* **AIM OF THE EXERCISE**:
Pull out every line from the listing that has the word "border".

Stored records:
◇ ◇ ◇

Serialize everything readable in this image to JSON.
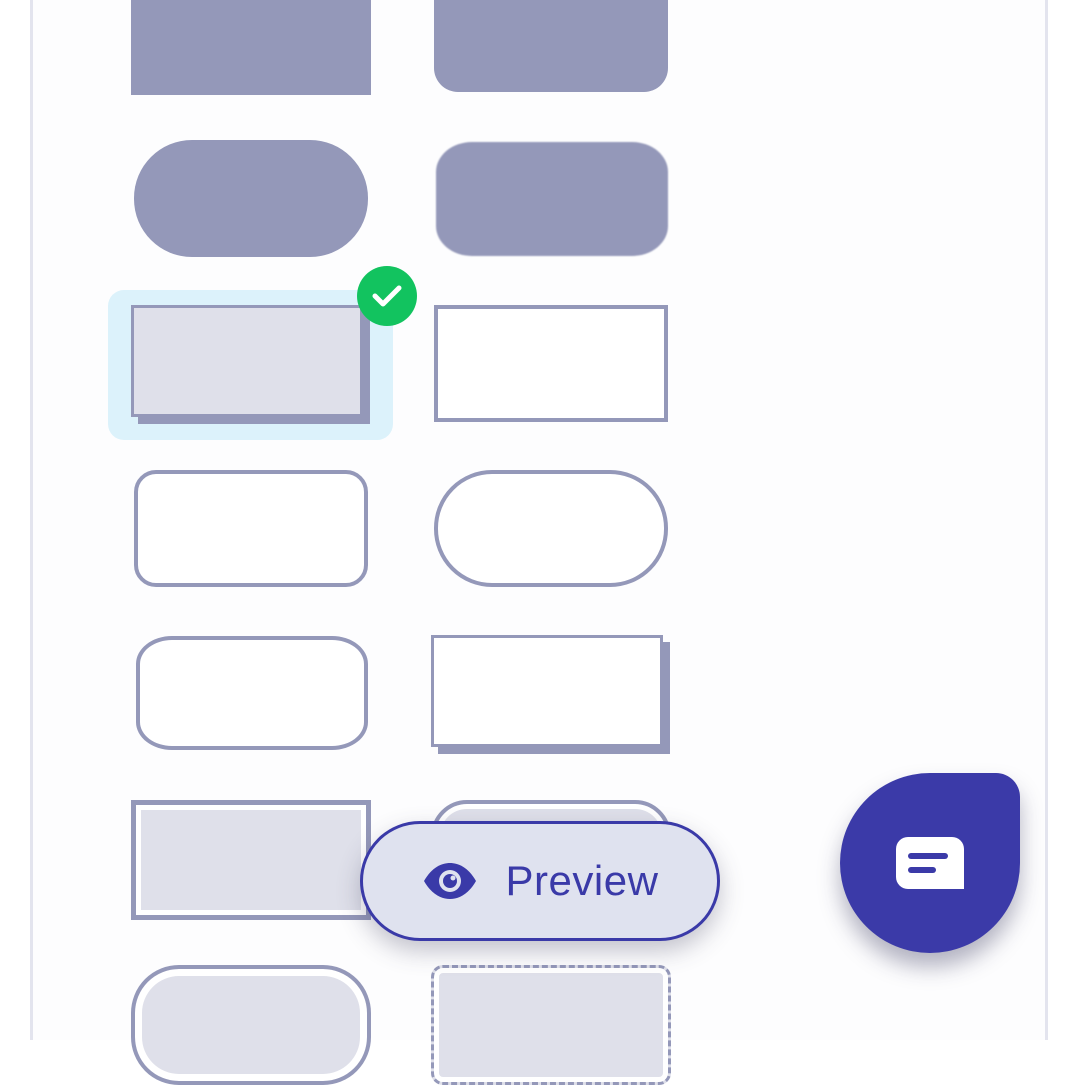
{
  "shape_picker": {
    "shapes": [
      {
        "name": "filled-rectangle"
      },
      {
        "name": "filled-rounded-bottom"
      },
      {
        "name": "filled-pill"
      },
      {
        "name": "filled-soft-blob"
      },
      {
        "name": "shadowed-rectangle",
        "selected": true
      },
      {
        "name": "outline-rectangle"
      },
      {
        "name": "outline-rounded"
      },
      {
        "name": "outline-pill"
      },
      {
        "name": "outline-blob"
      },
      {
        "name": "outline-shadowed-rectangle"
      },
      {
        "name": "double-border-rectangle"
      },
      {
        "name": "double-border-rounded"
      },
      {
        "name": "double-border-pill"
      },
      {
        "name": "dashed-rounded"
      }
    ],
    "selected_indicator_icon": "check-icon",
    "selected_color": "#12c35f"
  },
  "preview": {
    "label": "Preview",
    "icon": "eye-icon"
  },
  "chat": {
    "icon": "chat-icon",
    "color": "#3b3aa8"
  },
  "colors": {
    "shape_fill": "#9498b9",
    "shape_light": "#dfe0ea",
    "selection_bg": "#dcf2fb",
    "accent": "#3a3aa8"
  }
}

◇ ◇ ◇

* **OUTPUT OF THE TASK**:
        "name": "double-border-rectangle"
        "name": "double-border-rounded"
        "name": "double-border-pill"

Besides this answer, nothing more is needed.